__BRIEF__: It is required that all of the data be written out exactly.

Entries taken from a collection:
[start]

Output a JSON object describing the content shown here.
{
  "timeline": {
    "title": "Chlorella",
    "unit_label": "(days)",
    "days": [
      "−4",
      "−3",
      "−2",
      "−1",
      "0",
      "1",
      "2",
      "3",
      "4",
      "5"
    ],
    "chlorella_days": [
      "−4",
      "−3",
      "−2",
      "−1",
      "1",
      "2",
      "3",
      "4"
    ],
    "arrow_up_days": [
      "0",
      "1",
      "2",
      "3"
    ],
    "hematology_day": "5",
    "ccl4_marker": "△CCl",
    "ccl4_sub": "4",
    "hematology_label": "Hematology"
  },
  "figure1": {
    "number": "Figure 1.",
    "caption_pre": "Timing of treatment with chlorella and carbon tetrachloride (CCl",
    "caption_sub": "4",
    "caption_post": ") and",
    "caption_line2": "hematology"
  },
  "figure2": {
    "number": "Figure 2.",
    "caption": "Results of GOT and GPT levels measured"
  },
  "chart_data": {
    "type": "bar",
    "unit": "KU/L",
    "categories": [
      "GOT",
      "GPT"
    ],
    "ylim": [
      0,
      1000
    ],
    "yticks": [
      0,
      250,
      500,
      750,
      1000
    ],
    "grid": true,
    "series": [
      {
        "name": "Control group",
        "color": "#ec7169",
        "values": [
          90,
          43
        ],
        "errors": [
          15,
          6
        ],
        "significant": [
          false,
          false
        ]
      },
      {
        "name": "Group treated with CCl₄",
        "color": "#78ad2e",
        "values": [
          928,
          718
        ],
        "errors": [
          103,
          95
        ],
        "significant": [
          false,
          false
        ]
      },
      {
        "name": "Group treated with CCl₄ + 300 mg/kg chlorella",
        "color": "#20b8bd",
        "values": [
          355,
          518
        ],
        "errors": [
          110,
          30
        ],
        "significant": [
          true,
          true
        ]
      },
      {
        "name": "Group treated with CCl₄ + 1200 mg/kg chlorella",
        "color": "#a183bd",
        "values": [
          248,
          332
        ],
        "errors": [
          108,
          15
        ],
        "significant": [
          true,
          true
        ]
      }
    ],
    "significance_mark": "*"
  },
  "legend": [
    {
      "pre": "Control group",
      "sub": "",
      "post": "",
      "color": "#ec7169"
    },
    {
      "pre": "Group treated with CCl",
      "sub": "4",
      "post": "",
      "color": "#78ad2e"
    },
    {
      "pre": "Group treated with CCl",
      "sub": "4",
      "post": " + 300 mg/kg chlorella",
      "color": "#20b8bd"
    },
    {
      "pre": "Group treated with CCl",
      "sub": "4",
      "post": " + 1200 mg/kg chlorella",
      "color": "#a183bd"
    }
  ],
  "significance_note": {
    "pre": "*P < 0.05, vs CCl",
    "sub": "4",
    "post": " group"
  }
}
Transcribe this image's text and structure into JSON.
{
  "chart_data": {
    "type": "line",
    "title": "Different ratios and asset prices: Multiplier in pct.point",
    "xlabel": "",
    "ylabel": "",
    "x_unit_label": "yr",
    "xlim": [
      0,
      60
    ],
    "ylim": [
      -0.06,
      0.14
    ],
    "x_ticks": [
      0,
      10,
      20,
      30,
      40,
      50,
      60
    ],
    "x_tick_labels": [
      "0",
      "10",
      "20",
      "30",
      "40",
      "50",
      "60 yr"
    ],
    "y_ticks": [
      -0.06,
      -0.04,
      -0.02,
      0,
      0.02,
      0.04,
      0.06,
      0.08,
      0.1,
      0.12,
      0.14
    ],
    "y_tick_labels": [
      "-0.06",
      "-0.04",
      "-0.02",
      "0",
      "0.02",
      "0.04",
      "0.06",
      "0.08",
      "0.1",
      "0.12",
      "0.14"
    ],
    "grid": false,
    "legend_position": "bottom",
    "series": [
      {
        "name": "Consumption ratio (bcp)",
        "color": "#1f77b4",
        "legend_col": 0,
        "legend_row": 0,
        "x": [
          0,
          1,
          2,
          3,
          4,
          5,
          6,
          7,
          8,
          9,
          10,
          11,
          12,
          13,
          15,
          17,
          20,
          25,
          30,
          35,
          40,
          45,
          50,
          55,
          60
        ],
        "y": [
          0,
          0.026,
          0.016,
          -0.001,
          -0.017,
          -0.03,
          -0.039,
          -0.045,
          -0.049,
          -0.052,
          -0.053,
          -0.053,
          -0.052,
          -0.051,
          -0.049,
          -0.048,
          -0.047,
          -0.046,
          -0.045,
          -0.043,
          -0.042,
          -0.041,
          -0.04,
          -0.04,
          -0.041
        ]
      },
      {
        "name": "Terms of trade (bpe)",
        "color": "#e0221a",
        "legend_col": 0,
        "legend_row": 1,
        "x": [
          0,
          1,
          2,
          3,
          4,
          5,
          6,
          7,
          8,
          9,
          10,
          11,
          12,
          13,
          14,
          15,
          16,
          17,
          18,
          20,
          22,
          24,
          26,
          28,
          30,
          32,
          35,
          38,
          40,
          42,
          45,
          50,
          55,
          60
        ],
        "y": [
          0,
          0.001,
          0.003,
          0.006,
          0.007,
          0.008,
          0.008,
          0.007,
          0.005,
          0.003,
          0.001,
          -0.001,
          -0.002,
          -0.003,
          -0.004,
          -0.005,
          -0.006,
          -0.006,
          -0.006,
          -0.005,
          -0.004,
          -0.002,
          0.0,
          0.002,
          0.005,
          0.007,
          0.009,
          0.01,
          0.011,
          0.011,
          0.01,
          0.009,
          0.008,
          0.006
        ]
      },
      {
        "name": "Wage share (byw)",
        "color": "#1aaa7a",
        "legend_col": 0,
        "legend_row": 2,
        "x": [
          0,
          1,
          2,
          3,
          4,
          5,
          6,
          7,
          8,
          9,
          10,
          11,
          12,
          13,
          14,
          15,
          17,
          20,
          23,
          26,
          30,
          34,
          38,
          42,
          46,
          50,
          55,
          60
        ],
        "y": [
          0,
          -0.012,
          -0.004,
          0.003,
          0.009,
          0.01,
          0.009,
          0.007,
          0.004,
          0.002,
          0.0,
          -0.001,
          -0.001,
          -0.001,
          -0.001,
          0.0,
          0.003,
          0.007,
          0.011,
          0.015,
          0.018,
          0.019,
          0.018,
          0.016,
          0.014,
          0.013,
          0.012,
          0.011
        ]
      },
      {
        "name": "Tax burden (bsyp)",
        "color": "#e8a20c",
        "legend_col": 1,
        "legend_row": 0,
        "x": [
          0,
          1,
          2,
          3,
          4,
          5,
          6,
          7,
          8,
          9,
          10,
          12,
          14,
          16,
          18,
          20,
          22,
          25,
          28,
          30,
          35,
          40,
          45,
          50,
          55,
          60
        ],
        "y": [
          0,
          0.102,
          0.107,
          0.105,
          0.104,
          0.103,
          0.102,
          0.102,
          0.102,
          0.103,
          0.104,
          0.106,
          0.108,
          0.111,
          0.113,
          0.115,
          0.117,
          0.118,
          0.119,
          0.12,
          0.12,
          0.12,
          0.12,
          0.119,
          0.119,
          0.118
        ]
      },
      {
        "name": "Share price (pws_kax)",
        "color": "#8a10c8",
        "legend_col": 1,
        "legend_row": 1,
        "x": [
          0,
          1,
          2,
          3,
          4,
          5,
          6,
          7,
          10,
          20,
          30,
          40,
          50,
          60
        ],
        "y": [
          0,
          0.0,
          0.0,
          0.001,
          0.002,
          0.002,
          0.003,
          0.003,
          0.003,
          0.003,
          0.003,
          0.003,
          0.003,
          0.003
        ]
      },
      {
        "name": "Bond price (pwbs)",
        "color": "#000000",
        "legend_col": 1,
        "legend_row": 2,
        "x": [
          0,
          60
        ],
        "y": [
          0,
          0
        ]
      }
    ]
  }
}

[end]

__RESULT OF THIS EXERCISE__:
Output a JSON object describing the content shown here.
{
  "timeline": {
    "title": "Chlorella",
    "unit_label": "(days)",
    "days": [
      "−4",
      "−3",
      "−2",
      "−1",
      "0",
      "1",
      "2",
      "3",
      "4",
      "5"
    ],
    "chlorella_days": [
      "−4",
      "−3",
      "−2",
      "−1",
      "1",
      "2",
      "3",
      "4"
    ],
    "arrow_up_days": [
      "0",
      "1",
      "2",
      "3"
    ],
    "hematology_day": "5",
    "ccl4_marker": "△CCl",
    "ccl4_sub": "4",
    "hematology_label": "Hematology"
  },
  "figure1": {
    "number": "Figure 1.",
    "caption_pre": "Timing of treatment with chlorella and carbon tetrachloride (CCl",
    "caption_sub": "4",
    "caption_post": ") and",
    "caption_line2": "hematology"
  },
  "figure2": {
    "number": "Figure 2.",
    "caption": "Results of GOT and GPT levels measured"
  },
  "chart_data": {
    "type": "bar",
    "unit": "KU/L",
    "categories": [
      "GOT",
      "GPT"
    ],
    "ylim": [
      0,
      1000
    ],
    "yticks": [
      0,
      250,
      500,
      750,
      1000
    ],
    "grid": true,
    "series": [
      {
        "name": "Control group",
        "color": "#ec7169",
        "values": [
          90,
          43
        ],
        "errors": [
          15,
          6
        ],
        "significant": [
          false,
          false
        ]
      },
      {
        "name": "Group treated with CCl₄",
        "color": "#78ad2e",
        "values": [
          928,
          718
        ],
        "errors": [
          103,
          95
        ],
        "significant": [
          false,
          false
        ]
      },
      {
        "name": "Group treated with CCl₄ + 300 mg/kg chlorella",
        "color": "#20b8bd",
        "values": [
          355,
          518
        ],
        "errors": [
          110,
          30
        ],
        "significant": [
          true,
          true
        ]
      },
      {
        "name": "Group treated with CCl₄ + 1200 mg/kg chlorella",
        "color": "#a183bd",
        "values": [
          248,
          332
        ],
        "errors": [
          108,
          15
        ],
        "significant": [
          true,
          true
        ]
      }
    ],
    "significance_mark": "*"
  },
  "legend": [
    {
      "pre": "Control group",
      "sub": "",
      "post": "",
      "color": "#ec7169"
    },
    {
      "pre": "Group treated with CCl",
      "sub": "4",
      "post": "",
      "color": "#78ad2e"
    },
    {
      "pre": "Group treated with CCl",
      "sub": "4",
      "post": " + 300 mg/kg chlorella",
      "color": "#20b8bd"
    },
    {
      "pre": "Group treated with CCl",
      "sub": "4",
      "post": " + 1200 mg/kg chlorella",
      "color": "#a183bd"
    }
  ],
  "significance_note": {
    "pre": "*P < 0.05, vs CCl",
    "sub": "4",
    "post": " group"
  }
}
Transcribe this image's text and structure into JSON.
{
  "chart_data": {
    "type": "line",
    "title": "Different ratios and asset prices: Multiplier in pct.point",
    "xlabel": "",
    "ylabel": "",
    "x_unit_label": "yr",
    "xlim": [
      0,
      60
    ],
    "ylim": [
      -0.06,
      0.14
    ],
    "x_ticks": [
      0,
      10,
      20,
      30,
      40,
      50,
      60
    ],
    "x_tick_labels": [
      "0",
      "10",
      "20",
      "30",
      "40",
      "50",
      "60 yr"
    ],
    "y_ticks": [
      -0.06,
      -0.04,
      -0.02,
      0,
      0.02,
      0.04,
      0.06,
      0.08,
      0.1,
      0.12,
      0.14
    ],
    "y_tick_labels": [
      "-0.06",
      "-0.04",
      "-0.02",
      "0",
      "0.02",
      "0.04",
      "0.06",
      "0.08",
      "0.1",
      "0.12",
      "0.14"
    ],
    "grid": false,
    "legend_position": "bottom",
    "series": [
      {
        "name": "Consumption ratio (bcp)",
        "color": "#1f77b4",
        "legend_col": 0,
        "legend_row": 0,
        "x": [
          0,
          1,
          2,
          3,
          4,
          5,
          6,
          7,
          8,
          9,
          10,
          11,
          12,
          13,
          15,
          17,
          20,
          25,
          30,
          35,
          40,
          45,
          50,
          55,
          60
        ],
        "y": [
          0,
          0.026,
          0.016,
          -0.001,
          -0.017,
          -0.03,
          -0.039,
          -0.045,
          -0.049,
          -0.052,
          -0.053,
          -0.053,
          -0.052,
          -0.051,
          -0.049,
          -0.048,
          -0.047,
          -0.046,
          -0.045,
          -0.043,
          -0.042,
          -0.041,
          -0.04,
          -0.04,
          -0.041
        ]
      },
      {
        "name": "Terms of trade (bpe)",
        "color": "#e0221a",
        "legend_col": 0,
        "legend_row": 1,
        "x": [
          0,
          1,
          2,
          3,
          4,
          5,
          6,
          7,
          8,
          9,
          10,
          11,
          12,
          13,
          14,
          15,
          16,
          17,
          18,
          20,
          22,
          24,
          26,
          28,
          30,
          32,
          35,
          38,
          40,
          42,
          45,
          50,
          55,
          60
        ],
        "y": [
          0,
          0.001,
          0.003,
          0.006,
          0.007,
          0.008,
          0.008,
          0.007,
          0.005,
          0.003,
          0.001,
          -0.001,
          -0.002,
          -0.003,
          -0.004,
          -0.005,
          -0.006,
          -0.006,
          -0.006,
          -0.005,
          -0.004,
          -0.002,
          0.0,
          0.002,
          0.005,
          0.007,
          0.009,
          0.01,
          0.011,
          0.011,
          0.01,
          0.009,
          0.008,
          0.006
        ]
      },
      {
        "name": "Wage share (byw)",
        "color": "#1aaa7a",
        "legend_col": 0,
        "legend_row": 2,
        "x": [
          0,
          1,
          2,
          3,
          4,
          5,
          6,
          7,
          8,
          9,
          10,
          11,
          12,
          13,
          14,
          15,
          17,
          20,
          23,
          26,
          30,
          34,
          38,
          42,
          46,
          50,
          55,
          60
        ],
        "y": [
          0,
          -0.012,
          -0.004,
          0.003,
          0.009,
          0.01,
          0.009,
          0.007,
          0.004,
          0.002,
          0.0,
          -0.001,
          -0.001,
          -0.001,
          -0.001,
          0.0,
          0.003,
          0.007,
          0.011,
          0.015,
          0.018,
          0.019,
          0.018,
          0.016,
          0.014,
          0.013,
          0.012,
          0.011
        ]
      },
      {
        "name": "Tax burden (bsyp)",
        "color": "#e8a20c",
        "legend_col": 1,
        "legend_row": 0,
        "x": [
          0,
          1,
          2,
          3,
          4,
          5,
          6,
          7,
          8,
          9,
          10,
          12,
          14,
          16,
          18,
          20,
          22,
          25,
          28,
          30,
          35,
          40,
          45,
          50,
          55,
          60
        ],
        "y": [
          0,
          0.102,
          0.107,
          0.105,
          0.104,
          0.103,
          0.102,
          0.102,
          0.102,
          0.103,
          0.104,
          0.106,
          0.108,
          0.111,
          0.113,
          0.115,
          0.117,
          0.118,
          0.119,
          0.12,
          0.12,
          0.12,
          0.12,
          0.119,
          0.119,
          0.118
        ]
      },
      {
        "name": "Share price (pws_kax)",
        "color": "#8a10c8",
        "legend_col": 1,
        "legend_row": 1,
        "x": [
          0,
          1,
          2,
          3,
          4,
          5,
          6,
          7,
          10,
          20,
          30,
          40,
          50,
          60
        ],
        "y": [
          0,
          0.0,
          0.0,
          0.001,
          0.002,
          0.002,
          0.003,
          0.003,
          0.003,
          0.003,
          0.003,
          0.003,
          0.003,
          0.003
        ]
      },
      {
        "name": "Bond price (pwbs)",
        "color": "#000000",
        "legend_col": 1,
        "legend_row": 2,
        "x": [
          0,
          60
        ],
        "y": [
          0,
          0
        ]
      }
    ]
  }
}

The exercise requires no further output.